Work instructions: Filter the records below for the word "screenshot". Copy each line that holds it.

Records to process:
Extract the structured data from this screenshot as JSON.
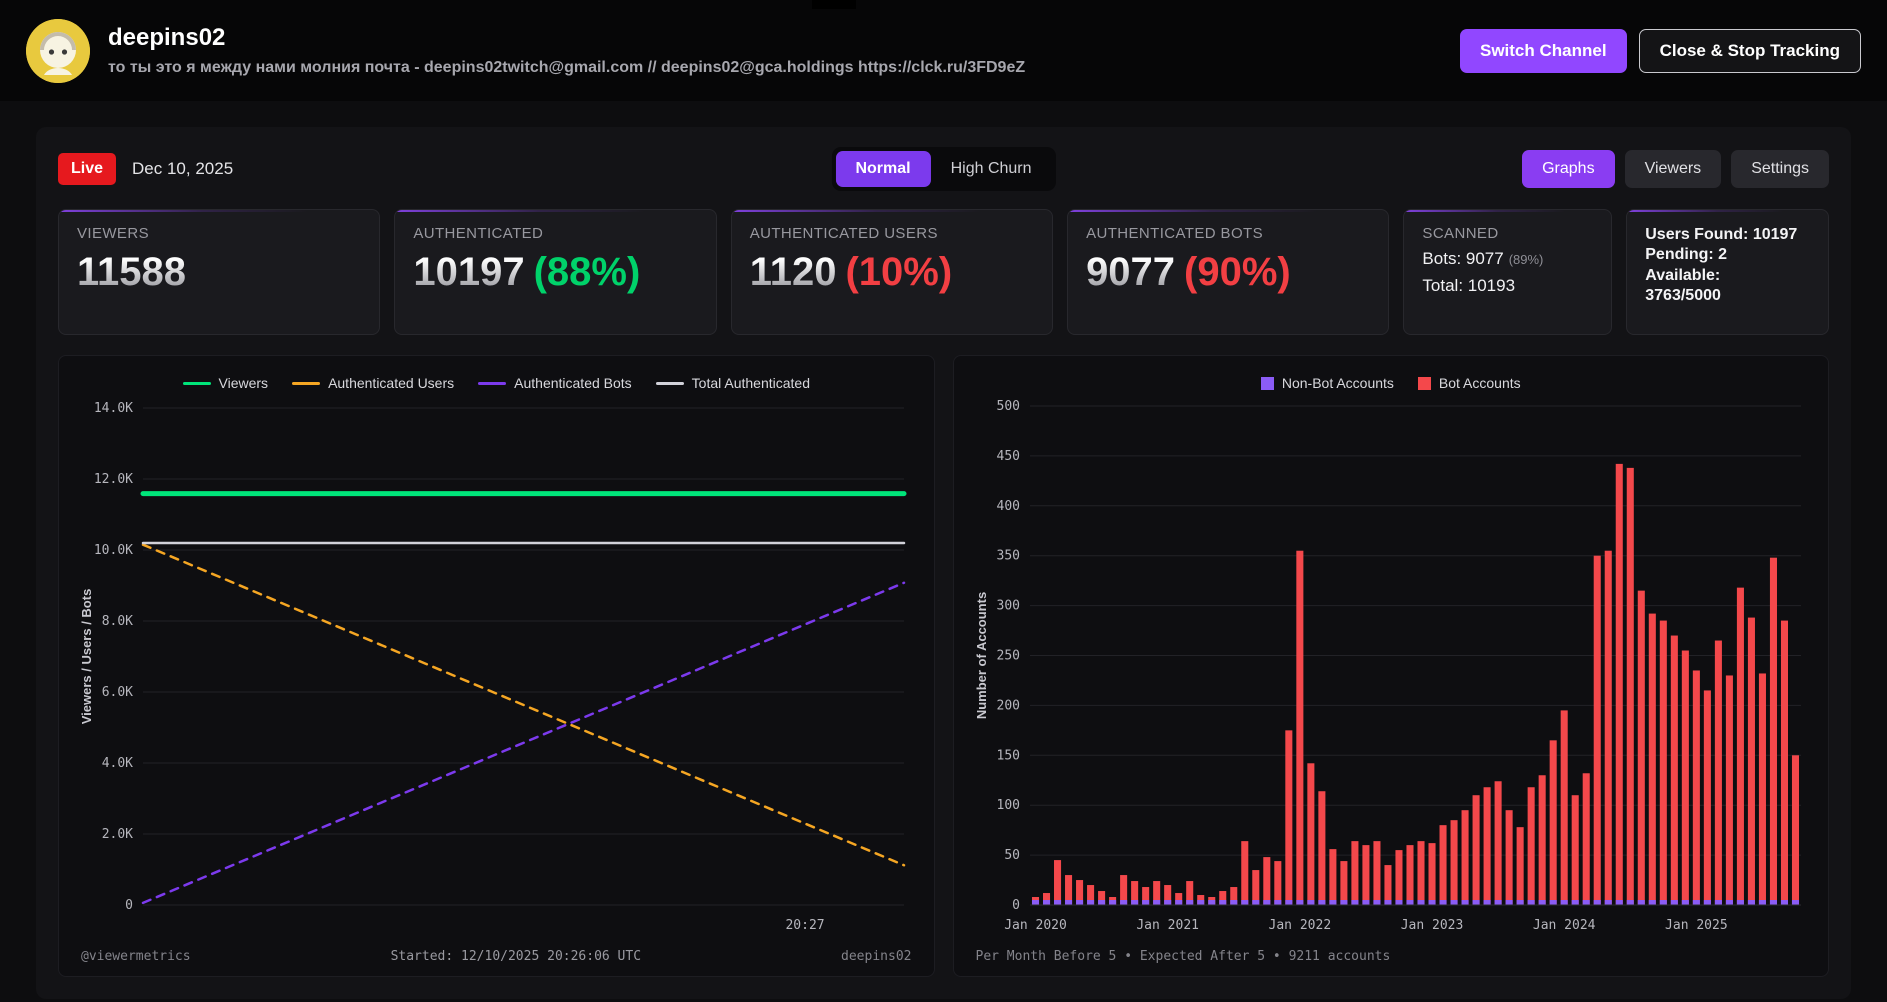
...
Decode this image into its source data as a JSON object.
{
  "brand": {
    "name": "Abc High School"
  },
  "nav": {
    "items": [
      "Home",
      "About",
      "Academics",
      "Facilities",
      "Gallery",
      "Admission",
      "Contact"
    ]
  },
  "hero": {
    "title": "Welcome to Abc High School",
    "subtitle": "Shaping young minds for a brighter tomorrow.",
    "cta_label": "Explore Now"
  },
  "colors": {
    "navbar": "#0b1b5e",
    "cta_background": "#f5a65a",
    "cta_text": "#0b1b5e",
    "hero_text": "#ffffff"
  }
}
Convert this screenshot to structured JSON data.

Response to the task:
Extract the structured data from this screenshot as JSON.
Convert this screenshot to structured JSON data.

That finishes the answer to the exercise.